PROBLEM DESCRIPTION: Please give the listing again, word for word, with nothing left out.

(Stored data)

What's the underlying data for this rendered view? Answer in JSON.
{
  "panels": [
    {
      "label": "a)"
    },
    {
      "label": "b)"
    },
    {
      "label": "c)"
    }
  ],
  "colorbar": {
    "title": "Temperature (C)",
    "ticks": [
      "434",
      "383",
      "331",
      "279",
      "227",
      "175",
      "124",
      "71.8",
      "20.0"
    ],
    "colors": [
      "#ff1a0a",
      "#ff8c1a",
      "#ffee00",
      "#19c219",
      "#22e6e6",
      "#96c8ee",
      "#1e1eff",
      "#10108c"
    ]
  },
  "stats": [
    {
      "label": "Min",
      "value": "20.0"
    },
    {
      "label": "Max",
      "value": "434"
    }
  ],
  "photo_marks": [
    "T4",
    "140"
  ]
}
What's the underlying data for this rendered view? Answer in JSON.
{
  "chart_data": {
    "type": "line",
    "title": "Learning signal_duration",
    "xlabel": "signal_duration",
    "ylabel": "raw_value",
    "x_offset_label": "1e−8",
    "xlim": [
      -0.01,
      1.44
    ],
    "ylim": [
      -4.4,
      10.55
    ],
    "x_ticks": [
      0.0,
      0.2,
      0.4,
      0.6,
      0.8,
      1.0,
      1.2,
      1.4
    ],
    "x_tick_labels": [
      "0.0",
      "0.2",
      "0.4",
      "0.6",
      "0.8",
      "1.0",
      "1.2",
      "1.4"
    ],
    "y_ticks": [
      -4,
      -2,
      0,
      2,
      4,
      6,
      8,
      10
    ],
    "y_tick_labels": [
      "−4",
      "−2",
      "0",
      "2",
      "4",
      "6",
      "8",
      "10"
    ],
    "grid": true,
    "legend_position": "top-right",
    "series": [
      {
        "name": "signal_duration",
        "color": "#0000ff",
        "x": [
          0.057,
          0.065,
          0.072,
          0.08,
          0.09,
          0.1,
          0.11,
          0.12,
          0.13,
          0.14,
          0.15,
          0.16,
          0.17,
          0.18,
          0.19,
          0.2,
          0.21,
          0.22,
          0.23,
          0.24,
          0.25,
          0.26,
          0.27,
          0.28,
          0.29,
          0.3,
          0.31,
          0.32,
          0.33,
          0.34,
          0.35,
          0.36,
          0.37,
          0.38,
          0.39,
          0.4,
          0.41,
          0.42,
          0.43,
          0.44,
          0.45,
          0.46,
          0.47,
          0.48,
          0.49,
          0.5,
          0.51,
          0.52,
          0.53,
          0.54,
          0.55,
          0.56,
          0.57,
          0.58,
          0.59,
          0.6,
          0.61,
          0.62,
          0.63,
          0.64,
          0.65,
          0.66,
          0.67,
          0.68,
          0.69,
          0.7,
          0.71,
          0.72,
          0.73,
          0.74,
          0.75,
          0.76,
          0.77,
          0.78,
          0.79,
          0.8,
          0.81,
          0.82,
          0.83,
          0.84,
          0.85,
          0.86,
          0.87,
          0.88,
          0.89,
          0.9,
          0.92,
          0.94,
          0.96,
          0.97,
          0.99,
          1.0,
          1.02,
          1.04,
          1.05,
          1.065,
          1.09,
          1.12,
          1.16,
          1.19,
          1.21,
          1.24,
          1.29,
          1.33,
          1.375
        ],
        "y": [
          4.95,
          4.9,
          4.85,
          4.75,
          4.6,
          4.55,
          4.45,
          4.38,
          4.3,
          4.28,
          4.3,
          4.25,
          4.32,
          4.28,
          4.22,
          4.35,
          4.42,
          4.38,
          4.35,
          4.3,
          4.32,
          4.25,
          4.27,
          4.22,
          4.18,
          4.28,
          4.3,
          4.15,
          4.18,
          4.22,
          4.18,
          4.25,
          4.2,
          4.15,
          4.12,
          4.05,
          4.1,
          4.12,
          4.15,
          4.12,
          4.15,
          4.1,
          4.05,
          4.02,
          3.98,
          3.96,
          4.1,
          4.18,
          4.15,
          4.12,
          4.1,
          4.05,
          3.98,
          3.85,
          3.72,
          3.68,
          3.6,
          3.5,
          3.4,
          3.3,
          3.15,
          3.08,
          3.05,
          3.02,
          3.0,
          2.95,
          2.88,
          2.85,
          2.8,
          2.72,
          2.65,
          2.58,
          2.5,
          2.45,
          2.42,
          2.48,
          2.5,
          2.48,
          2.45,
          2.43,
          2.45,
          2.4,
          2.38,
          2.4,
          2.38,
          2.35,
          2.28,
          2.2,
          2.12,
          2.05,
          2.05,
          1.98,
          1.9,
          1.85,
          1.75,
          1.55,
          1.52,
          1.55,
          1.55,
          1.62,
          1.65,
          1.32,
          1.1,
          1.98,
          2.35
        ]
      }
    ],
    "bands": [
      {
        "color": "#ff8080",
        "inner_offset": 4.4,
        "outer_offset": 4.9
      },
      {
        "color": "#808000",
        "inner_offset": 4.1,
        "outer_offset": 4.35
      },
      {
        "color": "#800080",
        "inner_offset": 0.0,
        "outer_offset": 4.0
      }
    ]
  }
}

TASK ANSWER:
What's the underlying data for this rendered view? Answer in JSON.
{
  "panels": [
    {
      "label": "a)"
    },
    {
      "label": "b)"
    },
    {
      "label": "c)"
    }
  ],
  "colorbar": {
    "title": "Temperature (C)",
    "ticks": [
      "434",
      "383",
      "331",
      "279",
      "227",
      "175",
      "124",
      "71.8",
      "20.0"
    ],
    "colors": [
      "#ff1a0a",
      "#ff8c1a",
      "#ffee00",
      "#19c219",
      "#22e6e6",
      "#96c8ee",
      "#1e1eff",
      "#10108c"
    ]
  },
  "stats": [
    {
      "label": "Min",
      "value": "20.0"
    },
    {
      "label": "Max",
      "value": "434"
    }
  ],
  "photo_marks": [
    "T4",
    "140"
  ]
}
What's the underlying data for this rendered view? Answer in JSON.
{
  "chart_data": {
    "type": "line",
    "title": "Learning signal_duration",
    "xlabel": "signal_duration",
    "ylabel": "raw_value",
    "x_offset_label": "1e−8",
    "xlim": [
      -0.01,
      1.44
    ],
    "ylim": [
      -4.4,
      10.55
    ],
    "x_ticks": [
      0.0,
      0.2,
      0.4,
      0.6,
      0.8,
      1.0,
      1.2,
      1.4
    ],
    "x_tick_labels": [
      "0.0",
      "0.2",
      "0.4",
      "0.6",
      "0.8",
      "1.0",
      "1.2",
      "1.4"
    ],
    "y_ticks": [
      -4,
      -2,
      0,
      2,
      4,
      6,
      8,
      10
    ],
    "y_tick_labels": [
      "−4",
      "−2",
      "0",
      "2",
      "4",
      "6",
      "8",
      "10"
    ],
    "grid": true,
    "legend_position": "top-right",
    "series": [
      {
        "name": "signal_duration",
        "color": "#0000ff",
        "x": [
          0.057,
          0.065,
          0.072,
          0.08,
          0.09,
          0.1,
          0.11,
          0.12,
          0.13,
          0.14,
          0.15,
          0.16,
          0.17,
          0.18,
          0.19,
          0.2,
          0.21,
          0.22,
          0.23,
          0.24,
          0.25,
          0.26,
          0.27,
          0.28,
          0.29,
          0.3,
          0.31,
          0.32,
          0.33,
          0.34,
          0.35,
          0.36,
          0.37,
          0.38,
          0.39,
          0.4,
          0.41,
          0.42,
          0.43,
          0.44,
          0.45,
          0.46,
          0.47,
          0.48,
          0.49,
          0.5,
          0.51,
          0.52,
          0.53,
          0.54,
          0.55,
          0.56,
          0.57,
          0.58,
          0.59,
          0.6,
          0.61,
          0.62,
          0.63,
          0.64,
          0.65,
          0.66,
          0.67,
          0.68,
          0.69,
          0.7,
          0.71,
          0.72,
          0.73,
          0.74,
          0.75,
          0.76,
          0.77,
          0.78,
          0.79,
          0.8,
          0.81,
          0.82,
          0.83,
          0.84,
          0.85,
          0.86,
          0.87,
          0.88,
          0.89,
          0.9,
          0.92,
          0.94,
          0.96,
          0.97,
          0.99,
          1.0,
          1.02,
          1.04,
          1.05,
          1.065,
          1.09,
          1.12,
          1.16,
          1.19,
          1.21,
          1.24,
          1.29,
          1.33,
          1.375
        ],
        "y": [
          4.95,
          4.9,
          4.85,
          4.75,
          4.6,
          4.55,
          4.45,
          4.38,
          4.3,
          4.28,
          4.3,
          4.25,
          4.32,
          4.28,
          4.22,
          4.35,
          4.42,
          4.38,
          4.35,
          4.3,
          4.32,
          4.25,
          4.27,
          4.22,
          4.18,
          4.28,
          4.3,
          4.15,
          4.18,
          4.22,
          4.18,
          4.25,
          4.2,
          4.15,
          4.12,
          4.05,
          4.1,
          4.12,
          4.15,
          4.12,
          4.15,
          4.1,
          4.05,
          4.02,
          3.98,
          3.96,
          4.1,
          4.18,
          4.15,
          4.12,
          4.1,
          4.05,
          3.98,
          3.85,
          3.72,
          3.68,
          3.6,
          3.5,
          3.4,
          3.3,
          3.15,
          3.08,
          3.05,
          3.02,
          3.0,
          2.95,
          2.88,
          2.85,
          2.8,
          2.72,
          2.65,
          2.58,
          2.5,
          2.45,
          2.42,
          2.48,
          2.5,
          2.48,
          2.45,
          2.43,
          2.45,
          2.4,
          2.38,
          2.4,
          2.38,
          2.35,
          2.28,
          2.2,
          2.12,
          2.05,
          2.05,
          1.98,
          1.9,
          1.85,
          1.75,
          1.55,
          1.52,
          1.55,
          1.55,
          1.62,
          1.65,
          1.32,
          1.1,
          1.98,
          2.35
        ]
      }
    ],
    "bands": [
      {
        "color": "#ff8080",
        "inner_offset": 4.4,
        "outer_offset": 4.9
      },
      {
        "color": "#808000",
        "inner_offset": 4.1,
        "outer_offset": 4.35
      },
      {
        "color": "#800080",
        "inner_offset": 0.0,
        "outer_offset": 4.0
      }
    ]
  }
}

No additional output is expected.